— Recorded information —
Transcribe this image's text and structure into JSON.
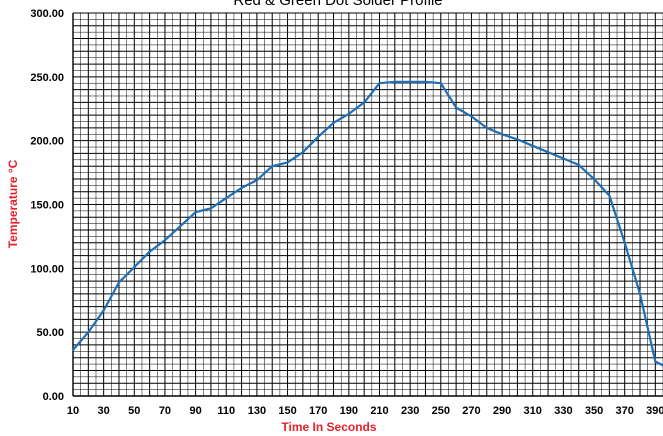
{
  "chart_data": {
    "type": "line",
    "title": "Red & Green Dot Solder Profile",
    "xlabel": "Time In Seconds",
    "ylabel": "Temperature °C",
    "xlim": [
      10,
      395
    ],
    "ylim": [
      0,
      300
    ],
    "x_ticks": [
      "10",
      "30",
      "50",
      "70",
      "90",
      "110",
      "130",
      "150",
      "170",
      "190",
      "210",
      "230",
      "250",
      "270",
      "290",
      "310",
      "330",
      "350",
      "370",
      "390"
    ],
    "x_tick_values": [
      10,
      30,
      50,
      70,
      90,
      110,
      130,
      150,
      170,
      190,
      210,
      230,
      250,
      270,
      290,
      310,
      330,
      350,
      370,
      390
    ],
    "x_extra_ticks": [
      "20",
      "40",
      "60",
      "80",
      "100",
      "120",
      "140",
      "160",
      "180",
      "200",
      "220",
      "240",
      "260",
      "280",
      "300",
      "320",
      "340",
      "360",
      "380"
    ],
    "x_extra_tick_values": [
      20,
      40,
      60,
      80,
      100,
      120,
      140,
      160,
      180,
      200,
      220,
      240,
      260,
      280,
      300,
      320,
      340,
      360,
      380
    ],
    "y_ticks": [
      "0.00",
      "50.00",
      "100.00",
      "150.00",
      "200.00",
      "250.00",
      "300.00"
    ],
    "y_tick_values": [
      0,
      50,
      100,
      150,
      200,
      250,
      300
    ],
    "grid": true,
    "series": [
      {
        "color": "#1f6fb4",
        "x": [
          10,
          20,
          30,
          40,
          50,
          60,
          70,
          80,
          90,
          100,
          110,
          120,
          130,
          140,
          150,
          160,
          170,
          180,
          190,
          200,
          210,
          220,
          230,
          240,
          250,
          260,
          270,
          280,
          290,
          300,
          310,
          320,
          330,
          340,
          350,
          360,
          370,
          380,
          390,
          395
        ],
        "y": [
          36,
          50,
          67,
          89,
          101,
          113,
          122,
          133,
          144,
          147,
          155,
          163,
          169,
          180,
          183,
          191,
          203,
          214,
          221,
          230,
          245,
          246,
          246,
          246,
          245,
          226,
          219,
          210,
          205,
          201,
          196,
          191,
          186,
          181,
          170,
          157,
          120,
          80,
          27,
          24
        ]
      }
    ]
  }
}
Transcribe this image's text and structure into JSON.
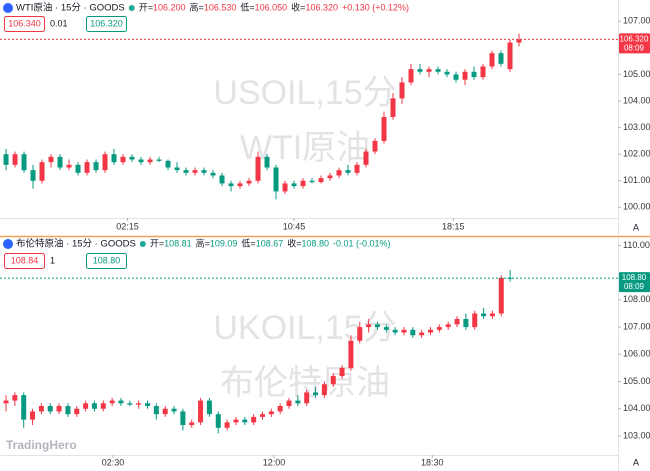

— Work instructions —
Write out the listing word for word, omitting the pictures it holds.

— In response —
Transcribe this image's text and structure into JSON.
{
  "chart_data": {
    "type": "line",
    "title": "Red & Green Dot Solder Profile",
    "xlabel": "Time In Seconds",
    "ylabel": "Temperature °C",
    "xlim": [
      10,
      395
    ],
    "ylim": [
      0,
      300
    ],
    "x_ticks": [
      "10",
      "30",
      "50",
      "70",
      "90",
      "110",
      "130",
      "150",
      "170",
      "190",
      "210",
      "230",
      "250",
      "270",
      "290",
      "310",
      "330",
      "350",
      "370",
      "390"
    ],
    "x_tick_values": [
      10,
      30,
      50,
      70,
      90,
      110,
      130,
      150,
      170,
      190,
      210,
      230,
      250,
      270,
      290,
      310,
      330,
      350,
      370,
      390
    ],
    "x_extra_ticks": [
      "20",
      "40",
      "60",
      "80",
      "100",
      "120",
      "140",
      "160",
      "180",
      "200",
      "220",
      "240",
      "260",
      "280",
      "300",
      "320",
      "340",
      "360",
      "380"
    ],
    "x_extra_tick_values": [
      20,
      40,
      60,
      80,
      100,
      120,
      140,
      160,
      180,
      200,
      220,
      240,
      260,
      280,
      300,
      320,
      340,
      360,
      380
    ],
    "y_ticks": [
      "0.00",
      "50.00",
      "100.00",
      "150.00",
      "200.00",
      "250.00",
      "300.00"
    ],
    "y_tick_values": [
      0,
      50,
      100,
      150,
      200,
      250,
      300
    ],
    "grid": true,
    "series": [
      {
        "color": "#1f6fb4",
        "x": [
          10,
          20,
          30,
          40,
          50,
          60,
          70,
          80,
          90,
          100,
          110,
          120,
          130,
          140,
          150,
          160,
          170,
          180,
          190,
          200,
          210,
          220,
          230,
          240,
          250,
          260,
          270,
          280,
          290,
          300,
          310,
          320,
          330,
          340,
          350,
          360,
          370,
          380,
          390,
          395
        ],
        "y": [
          36,
          50,
          67,
          89,
          101,
          113,
          122,
          133,
          144,
          147,
          155,
          163,
          169,
          180,
          183,
          191,
          203,
          214,
          221,
          230,
          245,
          246,
          246,
          246,
          245,
          226,
          219,
          210,
          205,
          201,
          196,
          191,
          186,
          181,
          170,
          157,
          120,
          80,
          27,
          24
        ]
      }
    ]
  }
}
Transcribe this image's text and structure into JSON.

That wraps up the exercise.